Saved entries

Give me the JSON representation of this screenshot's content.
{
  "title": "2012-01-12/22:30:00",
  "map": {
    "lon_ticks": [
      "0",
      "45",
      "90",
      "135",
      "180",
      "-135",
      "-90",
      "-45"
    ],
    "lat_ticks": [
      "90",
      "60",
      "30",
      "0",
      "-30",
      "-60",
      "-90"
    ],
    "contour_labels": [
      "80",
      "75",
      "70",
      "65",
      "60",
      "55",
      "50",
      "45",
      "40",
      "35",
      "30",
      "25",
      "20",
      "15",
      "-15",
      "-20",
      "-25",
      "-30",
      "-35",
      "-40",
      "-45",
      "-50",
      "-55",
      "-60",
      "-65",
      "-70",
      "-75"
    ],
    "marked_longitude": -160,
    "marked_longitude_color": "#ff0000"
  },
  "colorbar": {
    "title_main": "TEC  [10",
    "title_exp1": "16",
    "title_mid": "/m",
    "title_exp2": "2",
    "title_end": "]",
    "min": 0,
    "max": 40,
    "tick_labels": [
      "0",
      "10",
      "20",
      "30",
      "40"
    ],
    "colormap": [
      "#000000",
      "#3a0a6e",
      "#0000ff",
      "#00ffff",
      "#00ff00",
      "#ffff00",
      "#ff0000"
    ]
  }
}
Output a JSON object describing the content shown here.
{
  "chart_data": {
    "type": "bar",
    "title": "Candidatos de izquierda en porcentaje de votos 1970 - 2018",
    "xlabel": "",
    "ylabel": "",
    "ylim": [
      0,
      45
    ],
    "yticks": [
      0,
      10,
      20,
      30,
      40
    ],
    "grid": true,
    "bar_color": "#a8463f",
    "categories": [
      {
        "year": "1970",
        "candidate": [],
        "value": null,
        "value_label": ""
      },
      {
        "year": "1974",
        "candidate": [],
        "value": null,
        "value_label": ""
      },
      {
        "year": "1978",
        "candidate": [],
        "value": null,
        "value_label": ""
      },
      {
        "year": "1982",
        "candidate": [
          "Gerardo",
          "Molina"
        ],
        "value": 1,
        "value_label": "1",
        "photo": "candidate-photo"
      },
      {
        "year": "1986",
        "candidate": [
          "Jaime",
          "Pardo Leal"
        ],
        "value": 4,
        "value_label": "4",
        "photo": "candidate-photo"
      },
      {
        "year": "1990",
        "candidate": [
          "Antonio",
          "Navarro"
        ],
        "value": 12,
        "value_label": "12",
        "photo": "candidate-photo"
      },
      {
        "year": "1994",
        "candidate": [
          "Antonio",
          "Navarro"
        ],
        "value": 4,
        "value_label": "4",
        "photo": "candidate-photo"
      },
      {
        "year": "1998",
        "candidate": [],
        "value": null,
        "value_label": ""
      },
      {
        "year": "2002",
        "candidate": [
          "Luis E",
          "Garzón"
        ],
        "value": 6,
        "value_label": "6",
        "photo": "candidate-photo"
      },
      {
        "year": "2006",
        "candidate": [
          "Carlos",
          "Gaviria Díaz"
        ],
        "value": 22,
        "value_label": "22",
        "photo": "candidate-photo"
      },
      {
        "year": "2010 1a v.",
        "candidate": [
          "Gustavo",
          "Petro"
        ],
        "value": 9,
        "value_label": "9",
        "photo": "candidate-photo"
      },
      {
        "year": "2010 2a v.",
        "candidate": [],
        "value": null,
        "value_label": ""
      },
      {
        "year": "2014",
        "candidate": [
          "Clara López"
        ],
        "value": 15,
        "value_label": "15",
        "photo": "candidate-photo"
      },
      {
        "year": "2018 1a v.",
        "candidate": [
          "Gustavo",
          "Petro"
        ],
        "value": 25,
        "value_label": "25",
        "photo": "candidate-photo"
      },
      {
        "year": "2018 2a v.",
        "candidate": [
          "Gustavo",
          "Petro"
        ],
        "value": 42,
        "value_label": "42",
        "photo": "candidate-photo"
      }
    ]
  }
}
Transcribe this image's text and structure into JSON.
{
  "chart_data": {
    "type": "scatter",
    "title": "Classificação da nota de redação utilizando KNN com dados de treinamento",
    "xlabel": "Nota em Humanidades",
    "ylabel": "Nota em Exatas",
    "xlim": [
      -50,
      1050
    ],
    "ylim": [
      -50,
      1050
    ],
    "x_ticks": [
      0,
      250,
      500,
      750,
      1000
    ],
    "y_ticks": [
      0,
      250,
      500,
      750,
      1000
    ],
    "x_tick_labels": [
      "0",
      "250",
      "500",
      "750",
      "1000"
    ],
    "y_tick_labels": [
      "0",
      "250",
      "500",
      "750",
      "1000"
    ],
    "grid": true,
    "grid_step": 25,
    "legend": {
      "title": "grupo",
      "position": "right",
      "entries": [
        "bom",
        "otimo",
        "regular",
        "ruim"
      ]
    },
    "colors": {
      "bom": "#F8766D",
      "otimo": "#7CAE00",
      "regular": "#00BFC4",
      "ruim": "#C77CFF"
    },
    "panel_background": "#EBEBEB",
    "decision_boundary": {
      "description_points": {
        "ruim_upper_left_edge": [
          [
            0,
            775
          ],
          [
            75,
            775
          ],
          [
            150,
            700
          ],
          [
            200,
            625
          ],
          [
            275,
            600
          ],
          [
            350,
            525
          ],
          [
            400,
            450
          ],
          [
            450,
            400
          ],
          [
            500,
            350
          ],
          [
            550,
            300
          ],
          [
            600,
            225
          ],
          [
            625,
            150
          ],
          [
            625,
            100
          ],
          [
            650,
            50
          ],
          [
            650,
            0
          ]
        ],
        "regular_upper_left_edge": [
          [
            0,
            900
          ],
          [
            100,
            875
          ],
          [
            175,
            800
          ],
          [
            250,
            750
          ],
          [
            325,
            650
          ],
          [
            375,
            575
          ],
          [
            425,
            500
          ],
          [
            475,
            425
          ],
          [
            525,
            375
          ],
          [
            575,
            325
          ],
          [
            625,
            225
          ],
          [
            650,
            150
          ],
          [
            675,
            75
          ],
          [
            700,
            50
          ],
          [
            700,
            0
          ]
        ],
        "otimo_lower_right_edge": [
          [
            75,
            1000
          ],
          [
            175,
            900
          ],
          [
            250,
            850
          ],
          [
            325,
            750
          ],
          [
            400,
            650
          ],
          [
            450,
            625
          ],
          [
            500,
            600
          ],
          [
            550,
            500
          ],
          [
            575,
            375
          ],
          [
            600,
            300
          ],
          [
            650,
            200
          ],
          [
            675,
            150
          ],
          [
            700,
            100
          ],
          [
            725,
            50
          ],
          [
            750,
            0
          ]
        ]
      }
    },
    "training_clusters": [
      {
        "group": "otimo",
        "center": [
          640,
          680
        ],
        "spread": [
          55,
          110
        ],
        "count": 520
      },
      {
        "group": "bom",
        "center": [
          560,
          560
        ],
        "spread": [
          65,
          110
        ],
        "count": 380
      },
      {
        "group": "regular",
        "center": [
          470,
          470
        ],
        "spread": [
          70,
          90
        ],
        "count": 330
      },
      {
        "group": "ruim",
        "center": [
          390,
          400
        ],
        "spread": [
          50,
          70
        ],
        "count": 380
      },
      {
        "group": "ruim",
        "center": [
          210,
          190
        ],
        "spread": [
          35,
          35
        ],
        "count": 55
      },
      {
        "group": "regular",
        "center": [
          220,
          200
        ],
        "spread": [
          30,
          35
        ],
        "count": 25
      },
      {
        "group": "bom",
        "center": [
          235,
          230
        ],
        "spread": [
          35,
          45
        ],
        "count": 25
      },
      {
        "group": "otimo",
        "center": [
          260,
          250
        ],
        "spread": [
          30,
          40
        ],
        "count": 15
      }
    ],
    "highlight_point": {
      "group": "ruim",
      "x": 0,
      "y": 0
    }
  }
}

• [YOUR TASK]: All of the records must be repeated exactly.

• [REPLY]:
Give me the JSON representation of this screenshot's content.
{
  "title": "2012-01-12/22:30:00",
  "map": {
    "lon_ticks": [
      "0",
      "45",
      "90",
      "135",
      "180",
      "-135",
      "-90",
      "-45"
    ],
    "lat_ticks": [
      "90",
      "60",
      "30",
      "0",
      "-30",
      "-60",
      "-90"
    ],
    "contour_labels": [
      "80",
      "75",
      "70",
      "65",
      "60",
      "55",
      "50",
      "45",
      "40",
      "35",
      "30",
      "25",
      "20",
      "15",
      "-15",
      "-20",
      "-25",
      "-30",
      "-35",
      "-40",
      "-45",
      "-50",
      "-55",
      "-60",
      "-65",
      "-70",
      "-75"
    ],
    "marked_longitude": -160,
    "marked_longitude_color": "#ff0000"
  },
  "colorbar": {
    "title_main": "TEC  [10",
    "title_exp1": "16",
    "title_mid": "/m",
    "title_exp2": "2",
    "title_end": "]",
    "min": 0,
    "max": 40,
    "tick_labels": [
      "0",
      "10",
      "20",
      "30",
      "40"
    ],
    "colormap": [
      "#000000",
      "#3a0a6e",
      "#0000ff",
      "#00ffff",
      "#00ff00",
      "#ffff00",
      "#ff0000"
    ]
  }
}
Output a JSON object describing the content shown here.
{
  "chart_data": {
    "type": "bar",
    "title": "Candidatos de izquierda en porcentaje de votos 1970 - 2018",
    "xlabel": "",
    "ylabel": "",
    "ylim": [
      0,
      45
    ],
    "yticks": [
      0,
      10,
      20,
      30,
      40
    ],
    "grid": true,
    "bar_color": "#a8463f",
    "categories": [
      {
        "year": "1970",
        "candidate": [],
        "value": null,
        "value_label": ""
      },
      {
        "year": "1974",
        "candidate": [],
        "value": null,
        "value_label": ""
      },
      {
        "year": "1978",
        "candidate": [],
        "value": null,
        "value_label": ""
      },
      {
        "year": "1982",
        "candidate": [
          "Gerardo",
          "Molina"
        ],
        "value": 1,
        "value_label": "1",
        "photo": "candidate-photo"
      },
      {
        "year": "1986",
        "candidate": [
          "Jaime",
          "Pardo Leal"
        ],
        "value": 4,
        "value_label": "4",
        "photo": "candidate-photo"
      },
      {
        "year": "1990",
        "candidate": [
          "Antonio",
          "Navarro"
        ],
        "value": 12,
        "value_label": "12",
        "photo": "candidate-photo"
      },
      {
        "year": "1994",
        "candidate": [
          "Antonio",
          "Navarro"
        ],
        "value": 4,
        "value_label": "4",
        "photo": "candidate-photo"
      },
      {
        "year": "1998",
        "candidate": [],
        "value": null,
        "value_label": ""
      },
      {
        "year": "2002",
        "candidate": [
          "Luis E",
          "Garzón"
        ],
        "value": 6,
        "value_label": "6",
        "photo": "candidate-photo"
      },
      {
        "year": "2006",
        "candidate": [
          "Carlos",
          "Gaviria Díaz"
        ],
        "value": 22,
        "value_label": "22",
        "photo": "candidate-photo"
      },
      {
        "year": "2010 1a v.",
        "candidate": [
          "Gustavo",
          "Petro"
        ],
        "value": 9,
        "value_label": "9",
        "photo": "candidate-photo"
      },
      {
        "year": "2010 2a v.",
        "candidate": [],
        "value": null,
        "value_label": ""
      },
      {
        "year": "2014",
        "candidate": [
          "Clara López"
        ],
        "value": 15,
        "value_label": "15",
        "photo": "candidate-photo"
      },
      {
        "year": "2018 1a v.",
        "candidate": [
          "Gustavo",
          "Petro"
        ],
        "value": 25,
        "value_label": "25",
        "photo": "candidate-photo"
      },
      {
        "year": "2018 2a v.",
        "candidate": [
          "Gustavo",
          "Petro"
        ],
        "value": 42,
        "value_label": "42",
        "photo": "candidate-photo"
      }
    ]
  }
}
Transcribe this image's text and structure into JSON.
{
  "chart_data": {
    "type": "scatter",
    "title": "Classificação da nota de redação utilizando KNN com dados de treinamento",
    "xlabel": "Nota em Humanidades",
    "ylabel": "Nota em Exatas",
    "xlim": [
      -50,
      1050
    ],
    "ylim": [
      -50,
      1050
    ],
    "x_ticks": [
      0,
      250,
      500,
      750,
      1000
    ],
    "y_ticks": [
      0,
      250,
      500,
      750,
      1000
    ],
    "x_tick_labels": [
      "0",
      "250",
      "500",
      "750",
      "1000"
    ],
    "y_tick_labels": [
      "0",
      "250",
      "500",
      "750",
      "1000"
    ],
    "grid": true,
    "grid_step": 25,
    "legend": {
      "title": "grupo",
      "position": "right",
      "entries": [
        "bom",
        "otimo",
        "regular",
        "ruim"
      ]
    },
    "colors": {
      "bom": "#F8766D",
      "otimo": "#7CAE00",
      "regular": "#00BFC4",
      "ruim": "#C77CFF"
    },
    "panel_background": "#EBEBEB",
    "decision_boundary": {
      "description_points": {
        "ruim_upper_left_edge": [
          [
            0,
            775
          ],
          [
            75,
            775
          ],
          [
            150,
            700
          ],
          [
            200,
            625
          ],
          [
            275,
            600
          ],
          [
            350,
            525
          ],
          [
            400,
            450
          ],
          [
            450,
            400
          ],
          [
            500,
            350
          ],
          [
            550,
            300
          ],
          [
            600,
            225
          ],
          [
            625,
            150
          ],
          [
            625,
            100
          ],
          [
            650,
            50
          ],
          [
            650,
            0
          ]
        ],
        "regular_upper_left_edge": [
          [
            0,
            900
          ],
          [
            100,
            875
          ],
          [
            175,
            800
          ],
          [
            250,
            750
          ],
          [
            325,
            650
          ],
          [
            375,
            575
          ],
          [
            425,
            500
          ],
          [
            475,
            425
          ],
          [
            525,
            375
          ],
          [
            575,
            325
          ],
          [
            625,
            225
          ],
          [
            650,
            150
          ],
          [
            675,
            75
          ],
          [
            700,
            50
          ],
          [
            700,
            0
          ]
        ],
        "otimo_lower_right_edge": [
          [
            75,
            1000
          ],
          [
            175,
            900
          ],
          [
            250,
            850
          ],
          [
            325,
            750
          ],
          [
            400,
            650
          ],
          [
            450,
            625
          ],
          [
            500,
            600
          ],
          [
            550,
            500
          ],
          [
            575,
            375
          ],
          [
            600,
            300
          ],
          [
            650,
            200
          ],
          [
            675,
            150
          ],
          [
            700,
            100
          ],
          [
            725,
            50
          ],
          [
            750,
            0
          ]
        ]
      }
    },
    "training_clusters": [
      {
        "group": "otimo",
        "center": [
          640,
          680
        ],
        "spread": [
          55,
          110
        ],
        "count": 520
      },
      {
        "group": "bom",
        "center": [
          560,
          560
        ],
        "spread": [
          65,
          110
        ],
        "count": 380
      },
      {
        "group": "regular",
        "center": [
          470,
          470
        ],
        "spread": [
          70,
          90
        ],
        "count": 330
      },
      {
        "group": "ruim",
        "center": [
          390,
          400
        ],
        "spread": [
          50,
          70
        ],
        "count": 380
      },
      {
        "group": "ruim",
        "center": [
          210,
          190
        ],
        "spread": [
          35,
          35
        ],
        "count": 55
      },
      {
        "group": "regular",
        "center": [
          220,
          200
        ],
        "spread": [
          30,
          35
        ],
        "count": 25
      },
      {
        "group": "bom",
        "center": [
          235,
          230
        ],
        "spread": [
          35,
          45
        ],
        "count": 25
      },
      {
        "group": "otimo",
        "center": [
          260,
          250
        ],
        "spread": [
          30,
          40
        ],
        "count": 15
      }
    ],
    "highlight_point": {
      "group": "ruim",
      "x": 0,
      "y": 0
    }
  }
}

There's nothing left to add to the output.